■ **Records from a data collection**
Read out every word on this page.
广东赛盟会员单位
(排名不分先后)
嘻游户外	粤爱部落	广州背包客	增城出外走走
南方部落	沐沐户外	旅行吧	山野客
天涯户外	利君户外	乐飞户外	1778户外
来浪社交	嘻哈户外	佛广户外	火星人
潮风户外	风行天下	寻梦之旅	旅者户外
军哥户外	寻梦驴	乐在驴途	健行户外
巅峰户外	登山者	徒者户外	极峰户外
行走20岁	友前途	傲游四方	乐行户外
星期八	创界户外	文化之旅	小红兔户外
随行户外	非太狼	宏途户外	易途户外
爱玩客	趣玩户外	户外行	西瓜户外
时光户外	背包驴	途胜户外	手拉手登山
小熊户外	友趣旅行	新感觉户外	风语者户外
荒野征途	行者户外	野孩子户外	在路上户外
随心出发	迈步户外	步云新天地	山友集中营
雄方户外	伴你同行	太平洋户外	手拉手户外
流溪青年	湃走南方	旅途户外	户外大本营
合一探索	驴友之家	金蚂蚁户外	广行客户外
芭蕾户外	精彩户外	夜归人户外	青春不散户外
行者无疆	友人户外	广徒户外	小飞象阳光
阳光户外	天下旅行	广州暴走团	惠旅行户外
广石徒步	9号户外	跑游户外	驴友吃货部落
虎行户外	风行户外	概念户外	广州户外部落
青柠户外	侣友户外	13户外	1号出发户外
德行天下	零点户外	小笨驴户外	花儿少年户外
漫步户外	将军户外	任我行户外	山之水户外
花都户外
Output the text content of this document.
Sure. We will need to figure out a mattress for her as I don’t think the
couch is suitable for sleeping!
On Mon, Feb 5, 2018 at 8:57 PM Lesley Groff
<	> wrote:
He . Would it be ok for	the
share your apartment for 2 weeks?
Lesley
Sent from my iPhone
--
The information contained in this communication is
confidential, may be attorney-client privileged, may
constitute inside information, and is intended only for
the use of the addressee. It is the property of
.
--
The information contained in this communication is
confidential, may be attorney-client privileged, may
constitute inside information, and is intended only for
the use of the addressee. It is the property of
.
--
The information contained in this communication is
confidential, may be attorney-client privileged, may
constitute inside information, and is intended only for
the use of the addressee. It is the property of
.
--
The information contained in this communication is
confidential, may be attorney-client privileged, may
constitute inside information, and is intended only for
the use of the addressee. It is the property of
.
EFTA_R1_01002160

■ **Your objective**
Return each line with "Lesley".

■ **Result for this exercise**
On Mon, Feb 5, 2018 at 8:57 PM Lesley Groff
Lesley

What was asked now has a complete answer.